Goal
Leave out the pictures and repeat everything else in the records exactly.

Record list
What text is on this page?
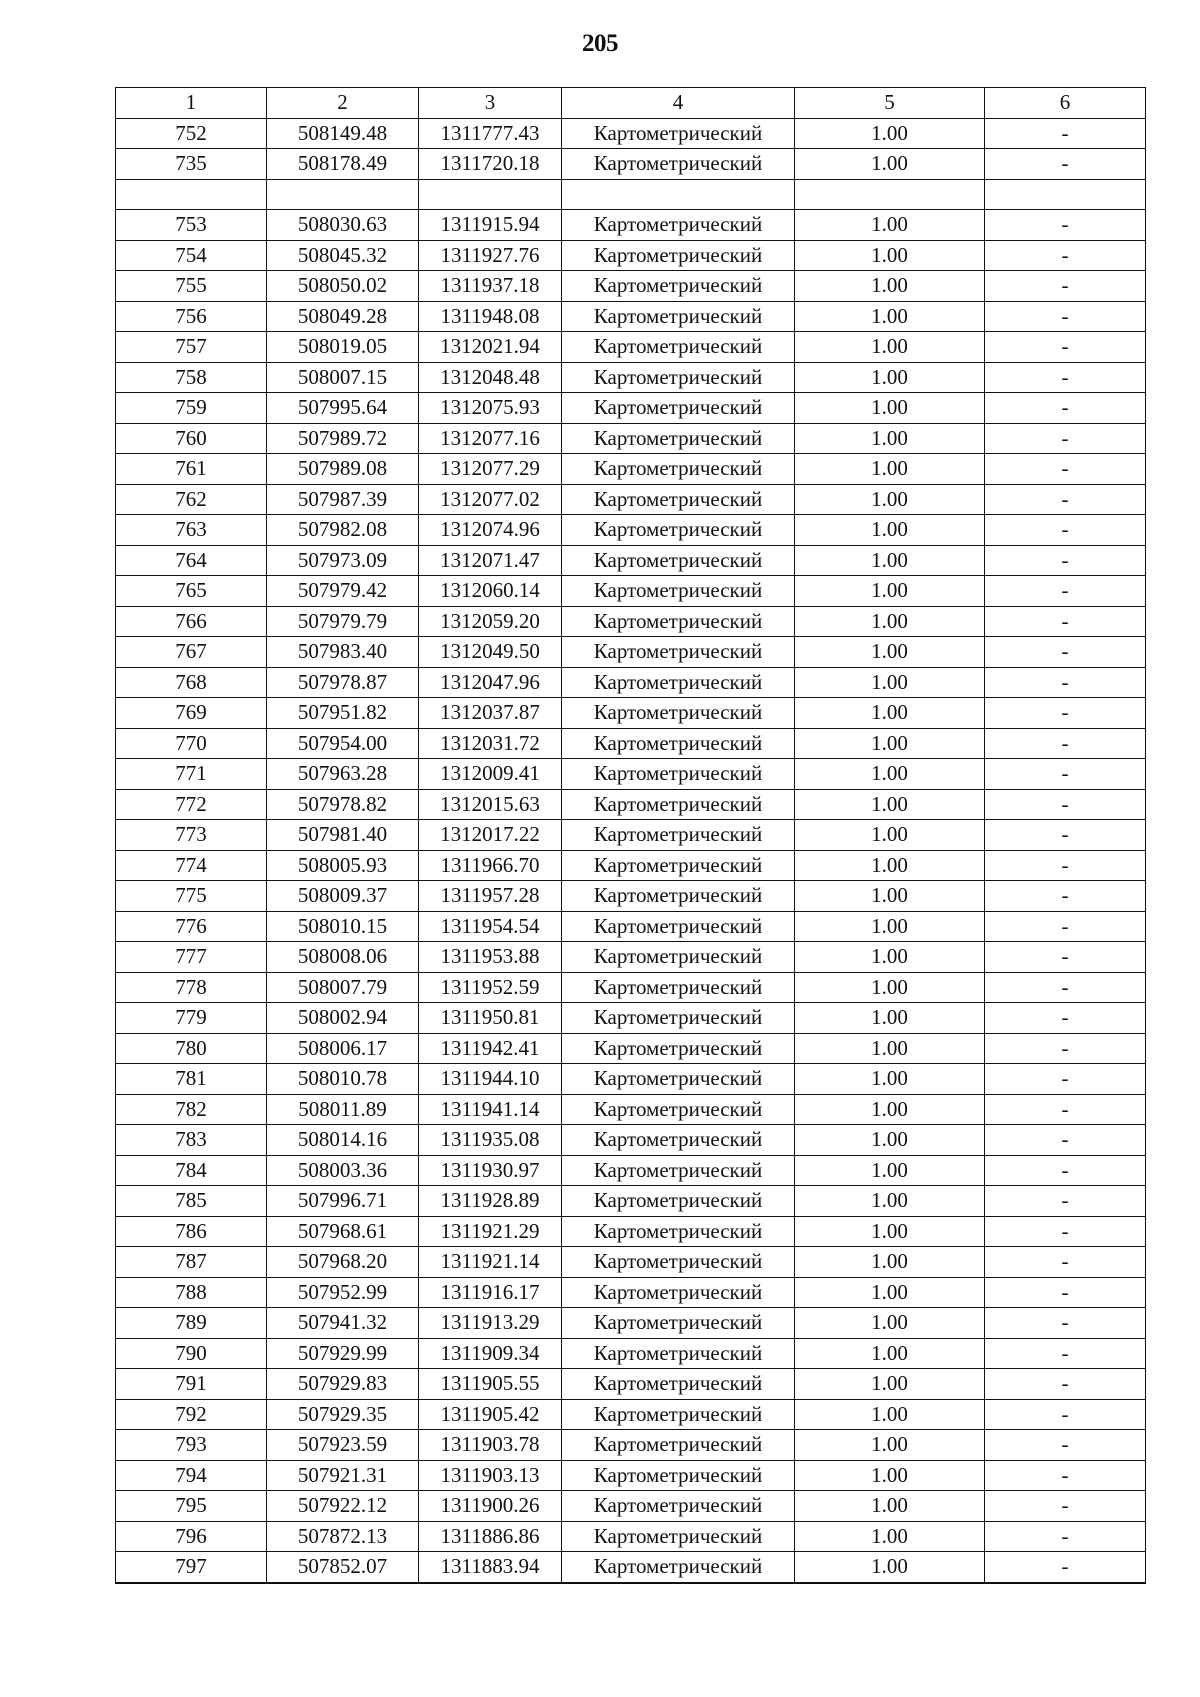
205
1	2	3	4	5	6
752	508149.48	1311777.43	Картометрический	1.00	-
735	508178.49	1311720.18	Картометрический	1.00	-

753	508030.63	1311915.94	Картометрический	1.00	-
754	508045.32	1311927.76	Картометрический	1.00	-
755	508050.02	1311937.18	Картометрический	1.00	-
756	508049.28	1311948.08	Картометрический	1.00	-
757	508019.05	1312021.94	Картометрический	1.00	-
758	508007.15	1312048.48	Картометрический	1.00	-
759	507995.64	1312075.93	Картометрический	1.00	-
760	507989.72	1312077.16	Картометрический	1.00	-
761	507989.08	1312077.29	Картометрический	1.00	-
762	507987.39	1312077.02	Картометрический	1.00	-
763	507982.08	1312074.96	Картометрический	1.00	-
764	507973.09	1312071.47	Картометрический	1.00	-
765	507979.42	1312060.14	Картометрический	1.00	-
766	507979.79	1312059.20	Картометрический	1.00	-
767	507983.40	1312049.50	Картометрический	1.00	-
768	507978.87	1312047.96	Картометрический	1.00	-
769	507951.82	1312037.87	Картометрический	1.00	-
770	507954.00	1312031.72	Картометрический	1.00	-
771	507963.28	1312009.41	Картометрический	1.00	-
772	507978.82	1312015.63	Картометрический	1.00	-
773	507981.40	1312017.22	Картометрический	1.00	-
774	508005.93	1311966.70	Картометрический	1.00	-
775	508009.37	1311957.28	Картометрический	1.00	-
776	508010.15	1311954.54	Картометрический	1.00	-
777	508008.06	1311953.88	Картометрический	1.00	-
778	508007.79	1311952.59	Картометрический	1.00	-
779	508002.94	1311950.81	Картометрический	1.00	-
780	508006.17	1311942.41	Картометрический	1.00	-
781	508010.78	1311944.10	Картометрический	1.00	-
782	508011.89	1311941.14	Картометрический	1.00	-
783	508014.16	1311935.08	Картометрический	1.00	-
784	508003.36	1311930.97	Картометрический	1.00	-
785	507996.71	1311928.89	Картометрический	1.00	-
786	507968.61	1311921.29	Картометрический	1.00	-
787	507968.20	1311921.14	Картометрический	1.00	-
788	507952.99	1311916.17	Картометрический	1.00	-
789	507941.32	1311913.29	Картометрический	1.00	-
790	507929.99	1311909.34	Картометрический	1.00	-
791	507929.83	1311905.55	Картометрический	1.00	-
792	507929.35	1311905.42	Картометрический	1.00	-
793	507923.59	1311903.78	Картометрический	1.00	-
794	507921.31	1311903.13	Картометрический	1.00	-
795	507922.12	1311900.26	Картометрический	1.00	-
796	507872.13	1311886.86	Картометрический	1.00	-
797	507852.07	1311883.94	Картометрический	1.00	-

Answer below
What text is on this page?
205
1	2	3	4	5	6
752	508149.48	1311777.43	Картометрический	1.00	-
735	508178.49	1311720.18	Картометрический	1.00	-

753	508030.63	1311915.94	Картометрический	1.00	-
754	508045.32	1311927.76	Картометрический	1.00	-
755	508050.02	1311937.18	Картометрический	1.00	-
756	508049.28	1311948.08	Картометрический	1.00	-
757	508019.05	1312021.94	Картометрический	1.00	-
758	508007.15	1312048.48	Картометрический	1.00	-
759	507995.64	1312075.93	Картометрический	1.00	-
760	507989.72	1312077.16	Картометрический	1.00	-
761	507989.08	1312077.29	Картометрический	1.00	-
762	507987.39	1312077.02	Картометрический	1.00	-
763	507982.08	1312074.96	Картометрический	1.00	-
764	507973.09	1312071.47	Картометрический	1.00	-
765	507979.42	1312060.14	Картометрический	1.00	-
766	507979.79	1312059.20	Картометрический	1.00	-
767	507983.40	1312049.50	Картометрический	1.00	-
768	507978.87	1312047.96	Картометрический	1.00	-
769	507951.82	1312037.87	Картометрический	1.00	-
770	507954.00	1312031.72	Картометрический	1.00	-
771	507963.28	1312009.41	Картометрический	1.00	-
772	507978.82	1312015.63	Картометрический	1.00	-
773	507981.40	1312017.22	Картометрический	1.00	-
774	508005.93	1311966.70	Картометрический	1.00	-
775	508009.37	1311957.28	Картометрический	1.00	-
776	508010.15	1311954.54	Картометрический	1.00	-
777	508008.06	1311953.88	Картометрический	1.00	-
778	508007.79	1311952.59	Картометрический	1.00	-
779	508002.94	1311950.81	Картометрический	1.00	-
780	508006.17	1311942.41	Картометрический	1.00	-
781	508010.78	1311944.10	Картометрический	1.00	-
782	508011.89	1311941.14	Картометрический	1.00	-
783	508014.16	1311935.08	Картометрический	1.00	-
784	508003.36	1311930.97	Картометрический	1.00	-
785	507996.71	1311928.89	Картометрический	1.00	-
786	507968.61	1311921.29	Картометрический	1.00	-
787	507968.20	1311921.14	Картометрический	1.00	-
788	507952.99	1311916.17	Картометрический	1.00	-
789	507941.32	1311913.29	Картометрический	1.00	-
790	507929.99	1311909.34	Картометрический	1.00	-
791	507929.83	1311905.55	Картометрический	1.00	-
792	507929.35	1311905.42	Картометрический	1.00	-
793	507923.59	1311903.78	Картометрический	1.00	-
794	507921.31	1311903.13	Картометрический	1.00	-
795	507922.12	1311900.26	Картометрический	1.00	-
796	507872.13	1311886.86	Картометрический	1.00	-
797	507852.07	1311883.94	Картометрический	1.00	-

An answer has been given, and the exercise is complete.